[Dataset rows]
## START
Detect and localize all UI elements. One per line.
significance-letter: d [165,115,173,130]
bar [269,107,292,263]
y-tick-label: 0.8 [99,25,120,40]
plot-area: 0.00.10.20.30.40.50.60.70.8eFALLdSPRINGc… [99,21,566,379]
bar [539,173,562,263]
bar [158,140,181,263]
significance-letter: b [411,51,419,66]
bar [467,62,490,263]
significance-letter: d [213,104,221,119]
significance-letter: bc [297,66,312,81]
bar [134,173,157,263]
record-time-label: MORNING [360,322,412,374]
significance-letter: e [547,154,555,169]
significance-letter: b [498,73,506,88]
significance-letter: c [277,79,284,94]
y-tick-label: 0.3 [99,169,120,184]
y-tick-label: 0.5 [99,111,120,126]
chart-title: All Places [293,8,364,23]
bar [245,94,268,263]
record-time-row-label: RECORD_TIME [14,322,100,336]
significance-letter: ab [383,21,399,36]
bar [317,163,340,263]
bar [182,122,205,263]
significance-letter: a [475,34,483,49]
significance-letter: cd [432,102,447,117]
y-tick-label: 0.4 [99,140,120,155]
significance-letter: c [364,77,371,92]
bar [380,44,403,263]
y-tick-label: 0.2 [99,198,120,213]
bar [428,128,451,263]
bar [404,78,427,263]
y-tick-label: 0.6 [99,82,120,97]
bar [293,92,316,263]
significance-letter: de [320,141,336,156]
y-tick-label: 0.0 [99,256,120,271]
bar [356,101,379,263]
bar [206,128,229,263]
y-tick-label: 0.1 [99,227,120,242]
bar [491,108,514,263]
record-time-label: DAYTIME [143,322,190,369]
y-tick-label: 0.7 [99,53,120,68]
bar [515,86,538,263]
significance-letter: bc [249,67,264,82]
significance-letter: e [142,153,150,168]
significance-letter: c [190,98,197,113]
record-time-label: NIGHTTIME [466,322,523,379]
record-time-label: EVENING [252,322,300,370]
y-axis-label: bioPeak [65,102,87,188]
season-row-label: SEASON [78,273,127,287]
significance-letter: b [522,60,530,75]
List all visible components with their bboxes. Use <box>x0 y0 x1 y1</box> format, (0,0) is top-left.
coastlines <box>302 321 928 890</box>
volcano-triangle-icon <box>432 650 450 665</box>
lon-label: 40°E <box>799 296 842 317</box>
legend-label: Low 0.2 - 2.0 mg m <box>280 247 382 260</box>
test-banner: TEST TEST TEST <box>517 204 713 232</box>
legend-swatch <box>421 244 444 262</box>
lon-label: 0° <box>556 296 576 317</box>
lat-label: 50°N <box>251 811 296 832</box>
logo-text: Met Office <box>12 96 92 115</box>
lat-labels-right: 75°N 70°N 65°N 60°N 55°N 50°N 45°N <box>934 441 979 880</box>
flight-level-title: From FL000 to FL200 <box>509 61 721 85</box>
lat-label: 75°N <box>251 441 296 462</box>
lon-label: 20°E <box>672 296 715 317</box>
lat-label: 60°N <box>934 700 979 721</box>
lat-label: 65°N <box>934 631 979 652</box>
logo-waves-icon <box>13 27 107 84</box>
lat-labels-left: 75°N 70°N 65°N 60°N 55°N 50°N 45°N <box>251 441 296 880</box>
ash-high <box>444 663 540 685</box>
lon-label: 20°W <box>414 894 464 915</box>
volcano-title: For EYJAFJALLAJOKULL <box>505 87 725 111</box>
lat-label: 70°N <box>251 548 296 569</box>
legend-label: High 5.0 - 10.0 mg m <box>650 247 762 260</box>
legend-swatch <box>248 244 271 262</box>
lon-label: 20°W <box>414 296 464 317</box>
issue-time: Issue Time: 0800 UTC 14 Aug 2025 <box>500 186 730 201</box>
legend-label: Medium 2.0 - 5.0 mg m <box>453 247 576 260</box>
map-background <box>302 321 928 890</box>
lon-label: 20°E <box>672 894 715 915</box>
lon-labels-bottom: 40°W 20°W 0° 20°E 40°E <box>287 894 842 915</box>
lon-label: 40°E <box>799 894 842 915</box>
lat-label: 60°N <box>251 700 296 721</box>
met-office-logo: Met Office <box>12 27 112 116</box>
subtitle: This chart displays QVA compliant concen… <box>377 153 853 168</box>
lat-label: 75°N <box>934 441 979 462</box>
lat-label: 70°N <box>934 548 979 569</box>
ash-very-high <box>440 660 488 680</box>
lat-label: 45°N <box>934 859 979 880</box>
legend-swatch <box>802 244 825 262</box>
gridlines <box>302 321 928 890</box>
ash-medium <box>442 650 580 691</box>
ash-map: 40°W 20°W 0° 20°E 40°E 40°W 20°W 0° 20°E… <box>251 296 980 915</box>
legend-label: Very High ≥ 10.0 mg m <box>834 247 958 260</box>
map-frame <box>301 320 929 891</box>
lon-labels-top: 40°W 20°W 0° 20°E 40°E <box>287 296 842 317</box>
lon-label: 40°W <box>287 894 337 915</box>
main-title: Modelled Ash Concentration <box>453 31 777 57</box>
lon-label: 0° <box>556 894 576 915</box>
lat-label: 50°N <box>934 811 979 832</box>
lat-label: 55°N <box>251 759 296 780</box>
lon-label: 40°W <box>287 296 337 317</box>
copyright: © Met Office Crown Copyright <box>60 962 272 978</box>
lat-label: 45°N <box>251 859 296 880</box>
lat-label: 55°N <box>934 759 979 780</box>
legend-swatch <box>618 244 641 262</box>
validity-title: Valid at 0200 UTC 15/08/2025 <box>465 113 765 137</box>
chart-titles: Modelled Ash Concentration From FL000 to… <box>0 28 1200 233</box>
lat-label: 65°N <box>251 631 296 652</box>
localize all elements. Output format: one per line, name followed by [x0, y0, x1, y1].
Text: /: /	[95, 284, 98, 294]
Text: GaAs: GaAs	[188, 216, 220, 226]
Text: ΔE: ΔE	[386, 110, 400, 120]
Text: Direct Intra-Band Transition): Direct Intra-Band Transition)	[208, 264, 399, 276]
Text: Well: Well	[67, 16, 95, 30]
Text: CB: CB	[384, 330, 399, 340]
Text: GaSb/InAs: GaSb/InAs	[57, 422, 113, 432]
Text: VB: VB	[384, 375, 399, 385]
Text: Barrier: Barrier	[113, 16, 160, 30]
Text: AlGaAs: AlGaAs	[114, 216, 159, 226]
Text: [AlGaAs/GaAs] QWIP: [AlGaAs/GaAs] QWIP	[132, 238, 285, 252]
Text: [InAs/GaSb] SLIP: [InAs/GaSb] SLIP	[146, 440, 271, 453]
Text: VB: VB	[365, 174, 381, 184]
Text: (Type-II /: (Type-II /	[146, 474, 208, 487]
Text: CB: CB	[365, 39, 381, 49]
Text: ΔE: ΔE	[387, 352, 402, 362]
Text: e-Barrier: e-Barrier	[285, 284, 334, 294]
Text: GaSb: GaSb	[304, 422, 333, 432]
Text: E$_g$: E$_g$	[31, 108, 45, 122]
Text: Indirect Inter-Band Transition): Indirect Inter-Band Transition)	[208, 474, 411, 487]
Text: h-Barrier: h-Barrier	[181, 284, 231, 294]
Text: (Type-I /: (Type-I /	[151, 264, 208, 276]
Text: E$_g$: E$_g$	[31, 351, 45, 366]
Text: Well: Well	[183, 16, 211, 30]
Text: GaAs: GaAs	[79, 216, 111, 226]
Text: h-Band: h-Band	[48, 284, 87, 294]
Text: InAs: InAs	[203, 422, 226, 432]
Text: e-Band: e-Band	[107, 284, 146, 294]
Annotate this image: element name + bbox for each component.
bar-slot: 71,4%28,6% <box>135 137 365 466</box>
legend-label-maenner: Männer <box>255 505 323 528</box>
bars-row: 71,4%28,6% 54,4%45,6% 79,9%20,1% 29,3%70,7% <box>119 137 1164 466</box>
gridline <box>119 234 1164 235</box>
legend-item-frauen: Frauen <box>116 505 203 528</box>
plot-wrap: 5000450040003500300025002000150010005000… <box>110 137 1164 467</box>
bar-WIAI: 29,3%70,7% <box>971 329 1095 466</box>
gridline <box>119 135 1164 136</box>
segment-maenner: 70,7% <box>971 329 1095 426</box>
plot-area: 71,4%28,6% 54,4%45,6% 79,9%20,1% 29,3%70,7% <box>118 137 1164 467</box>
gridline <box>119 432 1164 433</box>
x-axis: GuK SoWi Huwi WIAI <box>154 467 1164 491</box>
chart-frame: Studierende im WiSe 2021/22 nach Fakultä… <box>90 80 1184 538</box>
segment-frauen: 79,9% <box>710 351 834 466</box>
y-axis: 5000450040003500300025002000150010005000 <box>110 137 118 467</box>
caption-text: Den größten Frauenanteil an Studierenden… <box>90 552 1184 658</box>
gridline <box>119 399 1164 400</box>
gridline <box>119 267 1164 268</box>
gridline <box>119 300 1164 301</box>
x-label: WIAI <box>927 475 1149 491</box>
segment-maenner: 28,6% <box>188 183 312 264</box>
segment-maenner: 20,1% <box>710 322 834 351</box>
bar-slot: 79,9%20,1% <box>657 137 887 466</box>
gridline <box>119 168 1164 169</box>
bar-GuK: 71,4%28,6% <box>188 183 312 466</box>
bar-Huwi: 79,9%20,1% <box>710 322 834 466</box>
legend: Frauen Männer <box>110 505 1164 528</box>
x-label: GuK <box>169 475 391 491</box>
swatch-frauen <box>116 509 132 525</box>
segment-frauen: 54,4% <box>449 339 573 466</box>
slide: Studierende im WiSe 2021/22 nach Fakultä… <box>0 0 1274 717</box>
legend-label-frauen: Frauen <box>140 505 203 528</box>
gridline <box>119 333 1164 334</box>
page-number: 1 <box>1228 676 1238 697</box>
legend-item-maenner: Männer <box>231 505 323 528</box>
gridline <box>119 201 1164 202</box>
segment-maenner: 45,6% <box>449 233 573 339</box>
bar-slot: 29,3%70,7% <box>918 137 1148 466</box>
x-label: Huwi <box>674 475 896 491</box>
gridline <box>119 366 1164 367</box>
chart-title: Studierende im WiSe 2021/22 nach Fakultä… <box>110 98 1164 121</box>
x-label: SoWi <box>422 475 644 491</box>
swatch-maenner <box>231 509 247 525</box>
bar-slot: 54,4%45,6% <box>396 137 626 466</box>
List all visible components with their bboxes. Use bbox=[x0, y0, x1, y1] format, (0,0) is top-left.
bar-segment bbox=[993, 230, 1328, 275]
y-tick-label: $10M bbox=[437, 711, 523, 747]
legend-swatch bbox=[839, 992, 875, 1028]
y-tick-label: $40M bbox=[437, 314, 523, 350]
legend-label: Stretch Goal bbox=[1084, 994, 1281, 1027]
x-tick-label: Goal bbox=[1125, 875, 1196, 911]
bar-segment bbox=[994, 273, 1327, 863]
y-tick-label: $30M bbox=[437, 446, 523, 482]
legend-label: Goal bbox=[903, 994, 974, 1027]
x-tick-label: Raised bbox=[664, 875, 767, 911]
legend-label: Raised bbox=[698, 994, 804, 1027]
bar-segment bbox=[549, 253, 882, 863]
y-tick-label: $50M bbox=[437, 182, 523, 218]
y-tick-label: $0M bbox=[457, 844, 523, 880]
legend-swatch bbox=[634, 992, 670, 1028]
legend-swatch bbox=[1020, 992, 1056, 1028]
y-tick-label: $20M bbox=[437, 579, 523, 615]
## END
- **Work to be completed**: Reproduce the listing word for word, starting at its first line and ending with the line that contains "bar [158,140,181,263]", including both.

- **Full output**:
Detect and localize all UI elements. One per line.
significance-letter: d [165,115,173,130]
bar [269,107,292,263]
y-tick-label: 0.8 [99,25,120,40]
plot-area: 0.00.10.20.30.40.50.60.70.8eFALLdSPRINGc… [99,21,566,379]
bar [539,173,562,263]
bar [158,140,181,263]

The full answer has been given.